— begin Information supplied —

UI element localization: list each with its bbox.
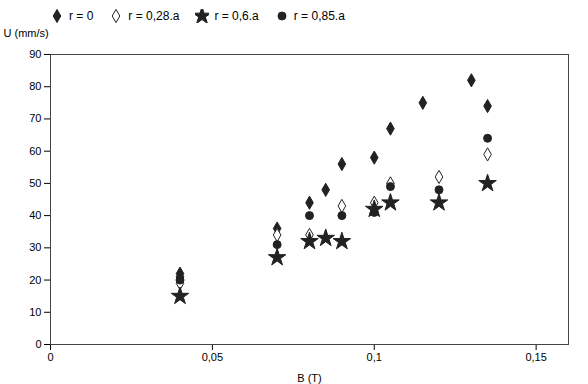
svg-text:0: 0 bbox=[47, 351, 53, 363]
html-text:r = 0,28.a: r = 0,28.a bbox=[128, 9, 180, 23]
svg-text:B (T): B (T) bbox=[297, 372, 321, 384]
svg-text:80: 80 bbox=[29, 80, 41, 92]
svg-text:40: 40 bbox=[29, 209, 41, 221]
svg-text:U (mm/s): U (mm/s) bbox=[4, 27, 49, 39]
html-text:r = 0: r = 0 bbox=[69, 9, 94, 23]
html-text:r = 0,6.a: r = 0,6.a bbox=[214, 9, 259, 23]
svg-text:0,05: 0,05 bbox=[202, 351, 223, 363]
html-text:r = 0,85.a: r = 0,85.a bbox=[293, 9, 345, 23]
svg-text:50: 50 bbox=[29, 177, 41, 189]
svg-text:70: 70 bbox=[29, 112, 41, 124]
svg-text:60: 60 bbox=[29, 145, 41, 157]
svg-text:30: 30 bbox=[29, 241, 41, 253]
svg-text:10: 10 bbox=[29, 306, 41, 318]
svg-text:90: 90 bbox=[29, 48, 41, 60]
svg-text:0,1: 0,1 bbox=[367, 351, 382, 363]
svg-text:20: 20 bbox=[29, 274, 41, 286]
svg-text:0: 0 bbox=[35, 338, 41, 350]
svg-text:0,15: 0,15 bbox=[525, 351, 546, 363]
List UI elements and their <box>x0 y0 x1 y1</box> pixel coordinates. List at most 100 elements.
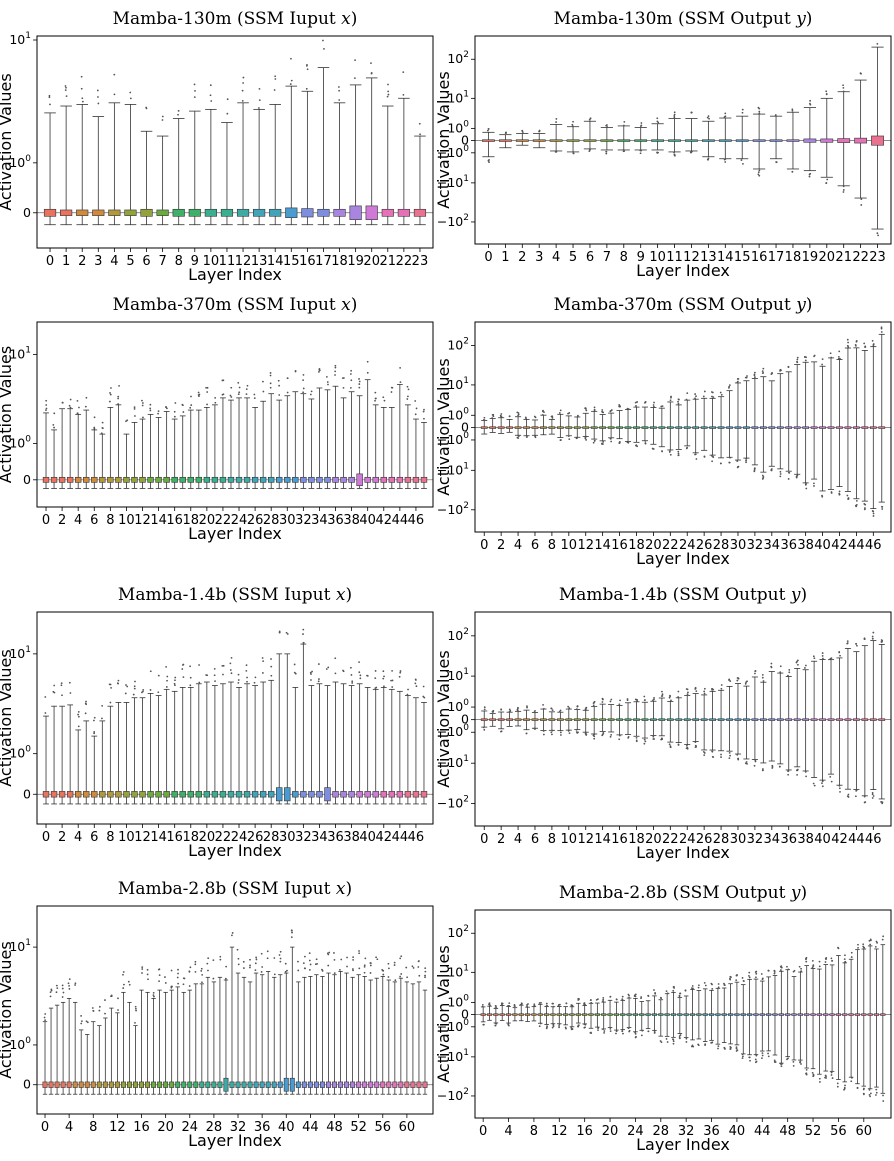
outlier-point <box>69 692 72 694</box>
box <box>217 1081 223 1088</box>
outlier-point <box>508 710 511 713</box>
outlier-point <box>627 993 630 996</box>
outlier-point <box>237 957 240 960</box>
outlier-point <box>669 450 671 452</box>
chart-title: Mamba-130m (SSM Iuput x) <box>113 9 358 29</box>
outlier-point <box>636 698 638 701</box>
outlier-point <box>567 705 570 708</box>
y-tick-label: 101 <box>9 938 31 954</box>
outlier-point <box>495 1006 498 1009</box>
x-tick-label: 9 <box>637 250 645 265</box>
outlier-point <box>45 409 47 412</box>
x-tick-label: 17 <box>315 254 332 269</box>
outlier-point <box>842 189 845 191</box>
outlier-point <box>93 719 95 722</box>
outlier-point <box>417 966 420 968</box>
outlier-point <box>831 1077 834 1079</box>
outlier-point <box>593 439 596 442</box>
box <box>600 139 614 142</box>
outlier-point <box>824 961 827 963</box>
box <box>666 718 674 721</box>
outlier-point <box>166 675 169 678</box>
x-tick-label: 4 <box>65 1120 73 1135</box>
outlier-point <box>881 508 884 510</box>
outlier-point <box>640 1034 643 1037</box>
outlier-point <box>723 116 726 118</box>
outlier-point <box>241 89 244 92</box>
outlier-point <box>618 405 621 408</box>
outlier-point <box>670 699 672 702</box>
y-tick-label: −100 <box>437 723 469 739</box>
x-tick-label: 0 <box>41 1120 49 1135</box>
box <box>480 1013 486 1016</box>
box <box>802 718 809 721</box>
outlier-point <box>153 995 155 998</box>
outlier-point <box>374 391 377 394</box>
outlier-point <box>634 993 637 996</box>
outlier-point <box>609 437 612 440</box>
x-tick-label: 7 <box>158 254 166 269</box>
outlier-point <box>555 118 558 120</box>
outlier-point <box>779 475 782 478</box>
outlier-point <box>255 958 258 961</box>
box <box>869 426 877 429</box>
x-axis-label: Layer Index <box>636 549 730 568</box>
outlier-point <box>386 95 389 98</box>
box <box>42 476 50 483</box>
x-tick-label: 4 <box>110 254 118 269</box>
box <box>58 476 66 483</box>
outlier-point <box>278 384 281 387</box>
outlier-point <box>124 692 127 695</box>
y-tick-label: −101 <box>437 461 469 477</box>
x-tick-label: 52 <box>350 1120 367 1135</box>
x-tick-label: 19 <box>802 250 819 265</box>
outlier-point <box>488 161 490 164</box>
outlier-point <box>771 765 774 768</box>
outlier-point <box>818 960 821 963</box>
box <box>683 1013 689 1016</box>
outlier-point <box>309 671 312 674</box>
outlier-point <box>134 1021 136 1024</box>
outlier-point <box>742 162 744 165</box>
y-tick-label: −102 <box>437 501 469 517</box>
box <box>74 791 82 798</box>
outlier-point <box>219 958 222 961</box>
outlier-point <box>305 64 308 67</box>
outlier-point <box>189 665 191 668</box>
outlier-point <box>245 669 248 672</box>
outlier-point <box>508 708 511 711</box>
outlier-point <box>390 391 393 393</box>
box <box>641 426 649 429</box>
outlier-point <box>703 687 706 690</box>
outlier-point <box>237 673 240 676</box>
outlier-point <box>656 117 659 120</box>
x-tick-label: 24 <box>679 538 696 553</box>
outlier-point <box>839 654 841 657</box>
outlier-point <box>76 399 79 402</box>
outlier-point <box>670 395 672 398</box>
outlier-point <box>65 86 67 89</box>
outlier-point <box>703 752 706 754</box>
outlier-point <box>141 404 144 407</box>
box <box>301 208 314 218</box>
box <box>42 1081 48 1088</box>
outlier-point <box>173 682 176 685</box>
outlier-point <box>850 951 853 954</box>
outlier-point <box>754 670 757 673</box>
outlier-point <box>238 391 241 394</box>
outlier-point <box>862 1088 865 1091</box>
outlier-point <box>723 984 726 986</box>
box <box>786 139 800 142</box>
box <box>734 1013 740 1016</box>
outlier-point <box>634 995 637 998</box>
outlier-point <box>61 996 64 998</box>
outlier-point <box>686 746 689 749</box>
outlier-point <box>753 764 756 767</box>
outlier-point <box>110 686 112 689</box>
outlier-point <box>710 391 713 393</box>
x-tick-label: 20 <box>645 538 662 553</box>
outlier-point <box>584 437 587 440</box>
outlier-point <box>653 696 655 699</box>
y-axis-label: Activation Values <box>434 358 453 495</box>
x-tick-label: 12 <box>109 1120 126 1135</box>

— end Information supplied —
— begin Information supplied —

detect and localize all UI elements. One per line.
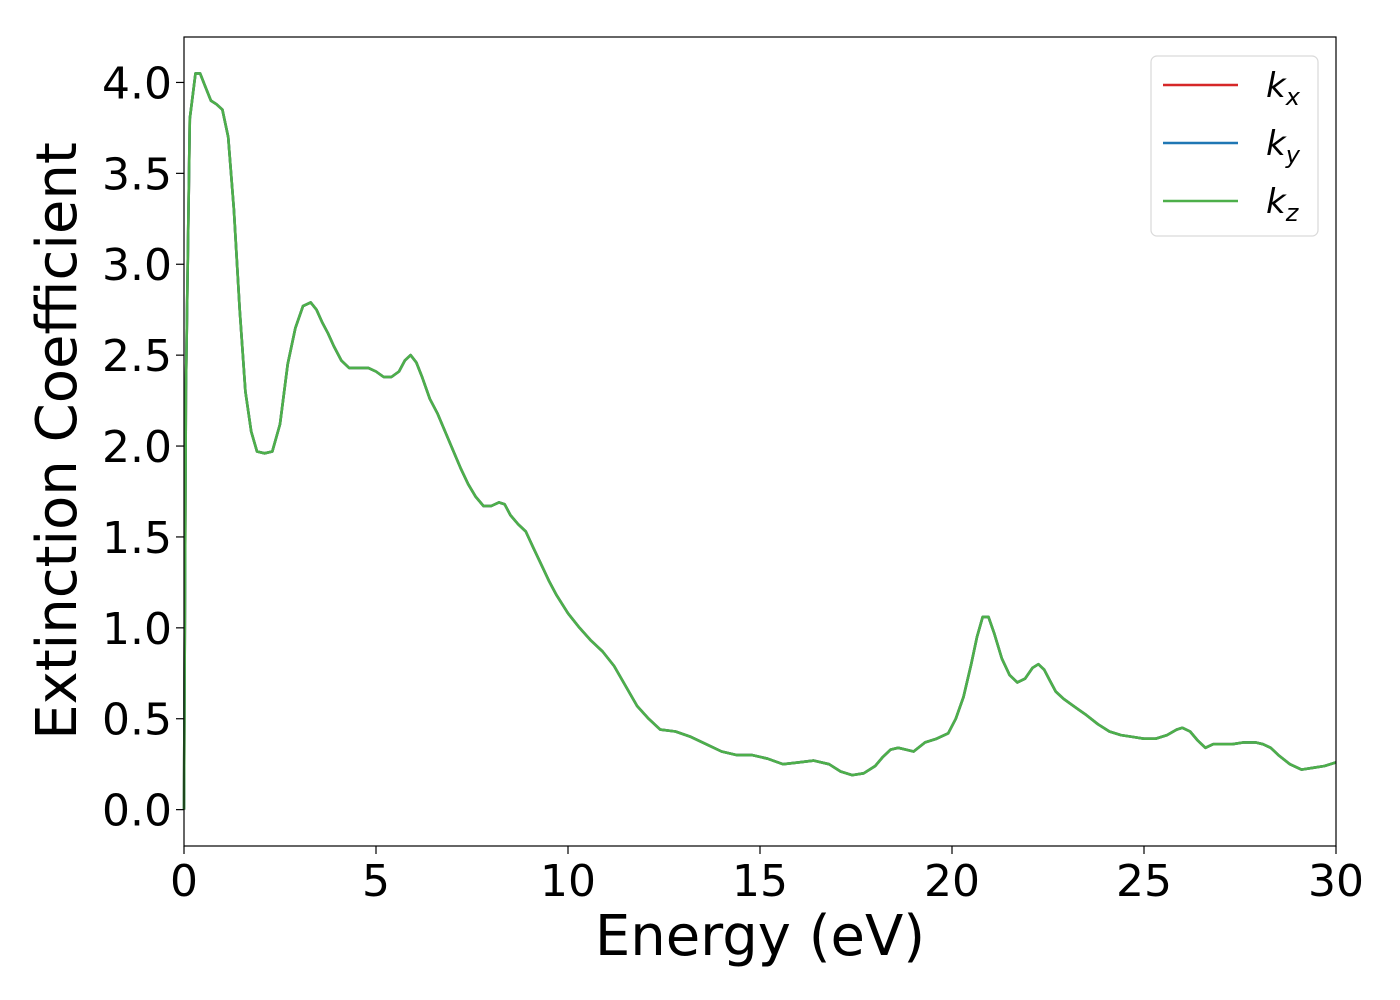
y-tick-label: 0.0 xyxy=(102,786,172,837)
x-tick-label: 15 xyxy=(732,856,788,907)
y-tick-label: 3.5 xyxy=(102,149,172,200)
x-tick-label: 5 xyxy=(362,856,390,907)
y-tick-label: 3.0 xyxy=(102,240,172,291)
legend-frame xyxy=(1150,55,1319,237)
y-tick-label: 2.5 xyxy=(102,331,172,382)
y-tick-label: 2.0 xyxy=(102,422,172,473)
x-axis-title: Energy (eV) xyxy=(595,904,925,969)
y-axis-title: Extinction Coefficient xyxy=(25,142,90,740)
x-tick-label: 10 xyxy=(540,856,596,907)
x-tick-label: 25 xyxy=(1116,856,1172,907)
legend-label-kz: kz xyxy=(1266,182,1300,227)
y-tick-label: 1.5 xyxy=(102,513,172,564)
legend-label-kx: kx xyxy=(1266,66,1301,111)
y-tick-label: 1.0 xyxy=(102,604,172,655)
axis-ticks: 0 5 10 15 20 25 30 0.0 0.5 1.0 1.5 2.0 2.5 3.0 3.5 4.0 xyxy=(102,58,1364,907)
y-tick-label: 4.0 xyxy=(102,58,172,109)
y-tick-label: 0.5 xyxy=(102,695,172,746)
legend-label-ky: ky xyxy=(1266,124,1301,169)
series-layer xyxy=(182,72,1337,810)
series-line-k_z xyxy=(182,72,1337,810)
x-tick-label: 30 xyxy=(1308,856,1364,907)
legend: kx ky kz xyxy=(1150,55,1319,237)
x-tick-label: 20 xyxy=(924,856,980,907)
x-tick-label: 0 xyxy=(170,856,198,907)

— end Information supplied —

Exercise:
Could you turn the items from the line with "svg-text:0: 0 bbox=[47, 351, 53, 363]" up to and including the line with "List UI elements" into a numbered list, leaving out any blank lines?

Reply:
1. svg-text:0: 0 bbox=[47, 351, 53, 363]
2. html-text:r = 0,28.a: r = 0,28.a bbox=[128, 9, 180, 23]
3. svg-text:B (T): B (T) bbox=[297, 372, 321, 384]
4. svg-text:80: 80 bbox=[29, 80, 41, 92]
5. svg-text:40: 40 bbox=[29, 209, 41, 221]
6. svg-text:U (mm/s): U (mm/s) bbox=[4, 27, 49, 39]
7. html-text:r = 0: r = 0 bbox=[69, 9, 94, 23]
8. html-text:r = 0,6.a: r = 0,6.a bbox=[214, 9, 259, 23]
9. svg-text:0,05: 0,05 bbox=[202, 351, 223, 363]
10. html-text:r = 0,85.a: r = 0,85.a bbox=[293, 9, 345, 23]
11. svg-text:50: 50 bbox=[29, 177, 41, 189]
12. svg-text:70: 70 bbox=[29, 112, 41, 124]
13. svg-text:60: 60 bbox=[29, 145, 41, 157]
14. svg-text:30: 30 bbox=[29, 241, 41, 253]
15. svg-text:10: 10 bbox=[29, 306, 41, 318]
16. svg-text:90: 90 bbox=[29, 48, 41, 60]
17. svg-text:0,1: 0,1 bbox=[367, 351, 382, 363]
18. svg-text:20: 20 bbox=[29, 274, 41, 286]
19. svg-text:0: 0 bbox=[35, 338, 41, 350]
20. svg-text:0,15: 0,15 bbox=[525, 351, 546, 363]
21. List UI elements and their <box>x0 y0 x1 y1</box> pixel coordinates. List at most 100 elements.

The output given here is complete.